WRITTEN REQUEST
Reply with one number: the count of lines in the listing that contain the string "tous".

SUPPLIED ENTRIES
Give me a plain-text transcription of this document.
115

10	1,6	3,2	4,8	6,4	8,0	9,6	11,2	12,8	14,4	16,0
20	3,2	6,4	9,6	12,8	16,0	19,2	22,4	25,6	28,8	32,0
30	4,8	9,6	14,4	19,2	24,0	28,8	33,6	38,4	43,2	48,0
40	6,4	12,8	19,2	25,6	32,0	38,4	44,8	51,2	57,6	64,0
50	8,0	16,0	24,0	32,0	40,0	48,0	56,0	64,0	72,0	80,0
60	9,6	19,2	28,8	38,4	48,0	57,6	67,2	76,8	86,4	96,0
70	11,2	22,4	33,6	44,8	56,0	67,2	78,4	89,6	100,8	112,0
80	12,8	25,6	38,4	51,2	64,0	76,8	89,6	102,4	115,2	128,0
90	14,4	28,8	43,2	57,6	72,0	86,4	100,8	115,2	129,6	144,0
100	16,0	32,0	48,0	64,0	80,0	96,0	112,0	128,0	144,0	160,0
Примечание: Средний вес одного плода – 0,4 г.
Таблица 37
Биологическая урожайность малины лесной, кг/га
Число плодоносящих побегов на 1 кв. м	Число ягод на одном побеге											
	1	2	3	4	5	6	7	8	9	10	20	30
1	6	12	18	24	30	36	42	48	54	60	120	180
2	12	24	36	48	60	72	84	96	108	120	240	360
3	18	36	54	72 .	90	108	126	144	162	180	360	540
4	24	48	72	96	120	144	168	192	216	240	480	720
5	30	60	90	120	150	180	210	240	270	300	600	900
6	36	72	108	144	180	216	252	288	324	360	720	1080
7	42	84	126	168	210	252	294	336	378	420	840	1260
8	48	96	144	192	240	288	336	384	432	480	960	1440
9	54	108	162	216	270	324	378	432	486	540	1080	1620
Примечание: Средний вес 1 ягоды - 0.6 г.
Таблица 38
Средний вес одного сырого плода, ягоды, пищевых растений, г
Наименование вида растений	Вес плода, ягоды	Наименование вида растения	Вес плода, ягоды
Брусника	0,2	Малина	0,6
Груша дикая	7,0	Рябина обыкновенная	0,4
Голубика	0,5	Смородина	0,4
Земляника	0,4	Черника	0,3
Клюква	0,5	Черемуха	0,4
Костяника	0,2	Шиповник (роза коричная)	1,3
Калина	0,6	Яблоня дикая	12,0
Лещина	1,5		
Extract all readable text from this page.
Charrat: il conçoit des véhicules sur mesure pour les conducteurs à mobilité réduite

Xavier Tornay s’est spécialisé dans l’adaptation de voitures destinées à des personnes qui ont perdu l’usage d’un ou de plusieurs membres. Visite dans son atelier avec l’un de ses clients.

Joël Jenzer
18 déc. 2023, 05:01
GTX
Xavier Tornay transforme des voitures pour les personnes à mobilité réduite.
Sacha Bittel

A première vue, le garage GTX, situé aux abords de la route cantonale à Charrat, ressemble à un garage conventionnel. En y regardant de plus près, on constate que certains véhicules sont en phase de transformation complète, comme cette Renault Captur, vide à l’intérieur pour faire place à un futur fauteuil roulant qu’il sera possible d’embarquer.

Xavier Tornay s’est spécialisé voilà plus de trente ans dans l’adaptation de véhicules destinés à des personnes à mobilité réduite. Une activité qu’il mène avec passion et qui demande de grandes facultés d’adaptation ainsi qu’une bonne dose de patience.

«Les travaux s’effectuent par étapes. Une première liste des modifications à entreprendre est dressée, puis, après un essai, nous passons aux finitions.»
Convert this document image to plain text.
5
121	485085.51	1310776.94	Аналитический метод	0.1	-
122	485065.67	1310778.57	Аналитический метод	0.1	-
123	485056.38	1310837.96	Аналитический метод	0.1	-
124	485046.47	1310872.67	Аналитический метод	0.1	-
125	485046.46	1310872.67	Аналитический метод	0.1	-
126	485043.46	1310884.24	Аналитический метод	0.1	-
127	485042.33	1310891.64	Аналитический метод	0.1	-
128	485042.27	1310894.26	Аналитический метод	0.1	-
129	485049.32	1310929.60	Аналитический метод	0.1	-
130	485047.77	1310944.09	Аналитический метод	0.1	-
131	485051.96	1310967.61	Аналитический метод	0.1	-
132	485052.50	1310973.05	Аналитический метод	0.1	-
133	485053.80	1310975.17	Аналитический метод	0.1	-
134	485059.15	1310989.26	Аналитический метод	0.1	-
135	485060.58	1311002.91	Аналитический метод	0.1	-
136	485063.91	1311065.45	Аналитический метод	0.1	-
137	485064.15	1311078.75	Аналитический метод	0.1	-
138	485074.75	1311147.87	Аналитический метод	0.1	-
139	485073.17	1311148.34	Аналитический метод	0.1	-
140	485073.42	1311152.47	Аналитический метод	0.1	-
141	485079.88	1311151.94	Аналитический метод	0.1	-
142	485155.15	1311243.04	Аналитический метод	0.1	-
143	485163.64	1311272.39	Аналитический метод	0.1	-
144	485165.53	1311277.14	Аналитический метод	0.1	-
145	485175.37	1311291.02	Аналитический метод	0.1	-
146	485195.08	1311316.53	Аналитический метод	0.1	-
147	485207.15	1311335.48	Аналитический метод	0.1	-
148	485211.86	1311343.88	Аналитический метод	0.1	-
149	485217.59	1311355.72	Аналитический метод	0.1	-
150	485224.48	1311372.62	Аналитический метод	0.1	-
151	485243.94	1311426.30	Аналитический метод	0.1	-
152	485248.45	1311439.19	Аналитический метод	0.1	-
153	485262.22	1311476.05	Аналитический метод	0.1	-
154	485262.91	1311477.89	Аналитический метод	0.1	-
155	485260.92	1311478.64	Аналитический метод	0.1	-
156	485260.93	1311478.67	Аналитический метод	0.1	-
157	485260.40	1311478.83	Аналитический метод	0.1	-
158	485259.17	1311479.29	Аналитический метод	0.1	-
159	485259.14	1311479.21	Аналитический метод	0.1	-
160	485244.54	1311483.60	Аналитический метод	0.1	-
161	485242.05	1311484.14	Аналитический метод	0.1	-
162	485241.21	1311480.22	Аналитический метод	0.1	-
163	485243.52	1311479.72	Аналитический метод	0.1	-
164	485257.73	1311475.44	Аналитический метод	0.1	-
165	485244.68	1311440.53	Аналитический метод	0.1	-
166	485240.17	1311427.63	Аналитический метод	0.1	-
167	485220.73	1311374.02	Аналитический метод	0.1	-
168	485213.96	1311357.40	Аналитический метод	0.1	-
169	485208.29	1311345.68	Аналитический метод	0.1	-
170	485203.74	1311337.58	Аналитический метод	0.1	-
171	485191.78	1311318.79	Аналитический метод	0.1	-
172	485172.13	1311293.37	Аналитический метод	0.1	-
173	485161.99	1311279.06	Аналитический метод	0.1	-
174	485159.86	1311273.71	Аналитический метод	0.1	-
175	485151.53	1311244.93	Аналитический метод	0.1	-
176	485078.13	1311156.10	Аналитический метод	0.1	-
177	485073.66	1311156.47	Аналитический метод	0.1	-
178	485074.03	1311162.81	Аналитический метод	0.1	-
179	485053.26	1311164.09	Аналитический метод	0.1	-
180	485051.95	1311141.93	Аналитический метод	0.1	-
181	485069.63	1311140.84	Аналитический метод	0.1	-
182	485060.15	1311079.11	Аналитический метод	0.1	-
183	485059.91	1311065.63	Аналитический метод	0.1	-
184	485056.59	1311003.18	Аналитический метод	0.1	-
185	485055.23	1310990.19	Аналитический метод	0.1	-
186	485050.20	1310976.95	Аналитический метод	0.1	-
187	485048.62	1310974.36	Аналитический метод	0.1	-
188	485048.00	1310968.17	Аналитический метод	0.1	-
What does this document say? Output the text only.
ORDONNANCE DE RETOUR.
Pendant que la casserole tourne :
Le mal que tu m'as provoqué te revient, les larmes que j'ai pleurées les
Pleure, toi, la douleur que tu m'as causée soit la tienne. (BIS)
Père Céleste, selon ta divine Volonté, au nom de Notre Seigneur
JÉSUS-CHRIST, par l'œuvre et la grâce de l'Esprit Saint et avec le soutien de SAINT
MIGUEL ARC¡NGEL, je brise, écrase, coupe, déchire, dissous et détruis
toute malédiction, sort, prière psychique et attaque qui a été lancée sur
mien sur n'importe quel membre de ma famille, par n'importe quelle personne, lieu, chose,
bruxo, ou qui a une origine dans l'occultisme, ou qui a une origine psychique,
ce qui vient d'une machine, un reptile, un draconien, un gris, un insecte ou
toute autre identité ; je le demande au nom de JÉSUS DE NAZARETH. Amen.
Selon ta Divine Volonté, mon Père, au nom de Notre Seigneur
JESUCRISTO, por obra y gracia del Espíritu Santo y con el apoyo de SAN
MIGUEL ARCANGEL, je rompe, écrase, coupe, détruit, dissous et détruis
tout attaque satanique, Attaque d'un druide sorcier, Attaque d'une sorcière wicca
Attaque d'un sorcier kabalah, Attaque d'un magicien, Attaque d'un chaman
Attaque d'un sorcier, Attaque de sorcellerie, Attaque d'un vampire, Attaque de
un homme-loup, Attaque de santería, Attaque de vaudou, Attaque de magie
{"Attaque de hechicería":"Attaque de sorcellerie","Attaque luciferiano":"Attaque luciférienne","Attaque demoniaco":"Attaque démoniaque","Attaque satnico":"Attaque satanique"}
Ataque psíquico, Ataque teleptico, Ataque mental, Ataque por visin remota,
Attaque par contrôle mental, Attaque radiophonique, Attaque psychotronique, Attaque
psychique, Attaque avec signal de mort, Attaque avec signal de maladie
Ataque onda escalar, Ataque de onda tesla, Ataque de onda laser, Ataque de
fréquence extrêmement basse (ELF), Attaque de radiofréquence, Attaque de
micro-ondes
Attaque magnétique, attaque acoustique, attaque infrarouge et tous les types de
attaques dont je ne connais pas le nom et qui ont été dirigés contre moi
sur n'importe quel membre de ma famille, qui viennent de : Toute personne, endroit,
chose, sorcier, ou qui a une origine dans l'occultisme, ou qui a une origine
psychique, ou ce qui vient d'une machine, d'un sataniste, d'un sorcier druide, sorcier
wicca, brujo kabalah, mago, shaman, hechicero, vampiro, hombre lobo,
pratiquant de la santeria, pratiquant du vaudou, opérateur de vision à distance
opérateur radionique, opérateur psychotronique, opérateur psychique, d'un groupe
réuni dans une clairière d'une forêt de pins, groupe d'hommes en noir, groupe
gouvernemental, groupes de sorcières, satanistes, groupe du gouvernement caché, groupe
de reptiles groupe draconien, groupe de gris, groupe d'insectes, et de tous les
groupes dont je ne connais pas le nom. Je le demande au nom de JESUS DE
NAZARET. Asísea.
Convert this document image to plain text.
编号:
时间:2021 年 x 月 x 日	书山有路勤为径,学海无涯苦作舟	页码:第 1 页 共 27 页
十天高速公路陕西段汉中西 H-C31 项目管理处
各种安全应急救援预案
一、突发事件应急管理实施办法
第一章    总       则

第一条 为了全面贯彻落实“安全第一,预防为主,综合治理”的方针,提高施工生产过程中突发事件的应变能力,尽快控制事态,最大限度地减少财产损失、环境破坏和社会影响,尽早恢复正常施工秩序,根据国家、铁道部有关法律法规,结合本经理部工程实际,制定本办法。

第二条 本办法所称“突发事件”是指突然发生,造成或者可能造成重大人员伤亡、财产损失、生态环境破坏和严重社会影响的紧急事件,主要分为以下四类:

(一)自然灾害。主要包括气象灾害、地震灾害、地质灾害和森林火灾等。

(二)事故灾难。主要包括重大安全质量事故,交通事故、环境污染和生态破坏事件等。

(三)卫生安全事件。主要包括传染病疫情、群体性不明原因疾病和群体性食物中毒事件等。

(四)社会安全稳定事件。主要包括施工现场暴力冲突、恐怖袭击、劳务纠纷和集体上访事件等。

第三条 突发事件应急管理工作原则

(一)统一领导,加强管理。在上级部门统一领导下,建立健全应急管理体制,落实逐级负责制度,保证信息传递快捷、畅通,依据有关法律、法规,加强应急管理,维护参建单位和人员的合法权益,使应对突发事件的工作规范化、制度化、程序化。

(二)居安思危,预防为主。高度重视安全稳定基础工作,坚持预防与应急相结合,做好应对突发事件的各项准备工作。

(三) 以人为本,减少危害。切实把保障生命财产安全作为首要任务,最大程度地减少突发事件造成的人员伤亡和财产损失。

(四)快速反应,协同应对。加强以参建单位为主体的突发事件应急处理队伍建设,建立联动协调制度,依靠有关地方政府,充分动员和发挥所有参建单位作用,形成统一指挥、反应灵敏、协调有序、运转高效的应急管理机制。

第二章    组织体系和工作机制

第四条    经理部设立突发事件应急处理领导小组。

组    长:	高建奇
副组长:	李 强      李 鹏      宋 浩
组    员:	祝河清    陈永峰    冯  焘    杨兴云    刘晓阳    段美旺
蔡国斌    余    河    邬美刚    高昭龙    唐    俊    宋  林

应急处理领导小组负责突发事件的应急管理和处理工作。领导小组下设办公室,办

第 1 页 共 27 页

THE RESPONSE
2